═══ Data to process

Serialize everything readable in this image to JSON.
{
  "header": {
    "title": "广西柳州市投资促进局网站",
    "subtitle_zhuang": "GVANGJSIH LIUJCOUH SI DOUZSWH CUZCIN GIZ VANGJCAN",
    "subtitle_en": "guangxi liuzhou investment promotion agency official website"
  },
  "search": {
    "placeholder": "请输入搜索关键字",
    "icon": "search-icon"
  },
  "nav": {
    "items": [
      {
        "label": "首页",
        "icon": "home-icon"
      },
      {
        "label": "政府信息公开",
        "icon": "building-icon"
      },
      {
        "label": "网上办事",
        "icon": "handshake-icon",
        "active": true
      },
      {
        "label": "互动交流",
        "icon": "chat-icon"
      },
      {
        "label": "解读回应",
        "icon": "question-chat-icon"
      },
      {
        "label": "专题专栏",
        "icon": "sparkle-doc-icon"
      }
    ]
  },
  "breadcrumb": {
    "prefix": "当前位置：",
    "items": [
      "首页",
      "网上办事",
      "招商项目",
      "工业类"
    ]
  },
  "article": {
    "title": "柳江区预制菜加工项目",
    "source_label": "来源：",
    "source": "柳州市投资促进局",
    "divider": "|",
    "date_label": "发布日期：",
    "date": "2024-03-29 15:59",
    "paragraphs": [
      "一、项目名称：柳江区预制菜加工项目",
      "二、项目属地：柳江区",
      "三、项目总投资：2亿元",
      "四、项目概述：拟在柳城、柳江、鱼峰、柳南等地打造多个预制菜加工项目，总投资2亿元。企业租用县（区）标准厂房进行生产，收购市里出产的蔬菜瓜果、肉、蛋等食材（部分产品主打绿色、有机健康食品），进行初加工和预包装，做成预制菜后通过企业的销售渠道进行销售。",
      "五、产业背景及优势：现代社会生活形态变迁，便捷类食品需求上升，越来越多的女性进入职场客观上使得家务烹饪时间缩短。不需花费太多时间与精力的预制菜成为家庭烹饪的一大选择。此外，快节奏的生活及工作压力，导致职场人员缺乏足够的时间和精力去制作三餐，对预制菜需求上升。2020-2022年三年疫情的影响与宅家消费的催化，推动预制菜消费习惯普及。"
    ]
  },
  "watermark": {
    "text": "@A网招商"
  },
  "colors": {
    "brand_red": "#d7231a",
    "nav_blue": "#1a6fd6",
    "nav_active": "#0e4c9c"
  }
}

══════

Quote each line of the listing above exactly.

§ **Correct result**
Serialize everything readable in this image to JSON.
{
  "header": {
    "title": "广西柳州市投资促进局网站",
    "subtitle_zhuang": "GVANGJSIH LIUJCOUH SI DOUZSWH CUZCIN GIZ VANGJCAN",
    "subtitle_en": "guangxi liuzhou investment promotion agency official website"
  },
  "search": {
    "placeholder": "请输入搜索关键字",
    "icon": "search-icon"
  },
  "nav": {
    "items": [
      {
        "label": "首页",
        "icon": "home-icon"
      },
      {
        "label": "政府信息公开",
        "icon": "building-icon"
      },
      {
        "label": "网上办事",
        "icon": "handshake-icon",
        "active": true
      },
      {
        "label": "互动交流",
        "icon": "chat-icon"
      },
      {
        "label": "解读回应",
        "icon": "question-chat-icon"
      },
      {
        "label": "专题专栏",
        "icon": "sparkle-doc-icon"
      }
    ]
  },
  "breadcrumb": {
    "prefix": "当前位置：",
    "items": [
      "首页",
      "网上办事",
      "招商项目",
      "工业类"
    ]
  },
  "article": {
    "title": "柳江区预制菜加工项目",
    "source_label": "来源：",
    "source": "柳州市投资促进局",
    "divider": "|",
    "date_label": "发布日期：",
    "date": "2024-03-29 15:59",
    "paragraphs": [
      "一、项目名称：柳江区预制菜加工项目",
      "二、项目属地：柳江区",
      "三、项目总投资：2亿元",
      "四、项目概述：拟在柳城、柳江、鱼峰、柳南等地打造多个预制菜加工项目，总投资2亿元。企业租用县（区）标准厂房进行生产，收购市里出产的蔬菜瓜果、肉、蛋等食材（部分产品主打绿色、有机健康食品），进行初加工和预包装，做成预制菜后通过企业的销售渠道进行销售。",
      "五、产业背景及优势：现代社会生活形态变迁，便捷类食品需求上升，越来越多的女性进入职场客观上使得家务烹饪时间缩短。不需花费太多时间与精力的预制菜成为家庭烹饪的一大选择。此外，快节奏的生活及工作压力，导致职场人员缺乏足够的时间和精力去制作三餐，对预制菜需求上升。2020-2022年三年疫情的影响与宅家消费的催化，推动预制菜消费习惯普及。"
    ]
  },
  "watermark": {
    "text": "@A网招商"
  },
  "colors": {
    "brand_red": "#d7231a",
    "nav_blue": "#1a6fd6",
    "nav_active": "#0e4c9c"
  }
}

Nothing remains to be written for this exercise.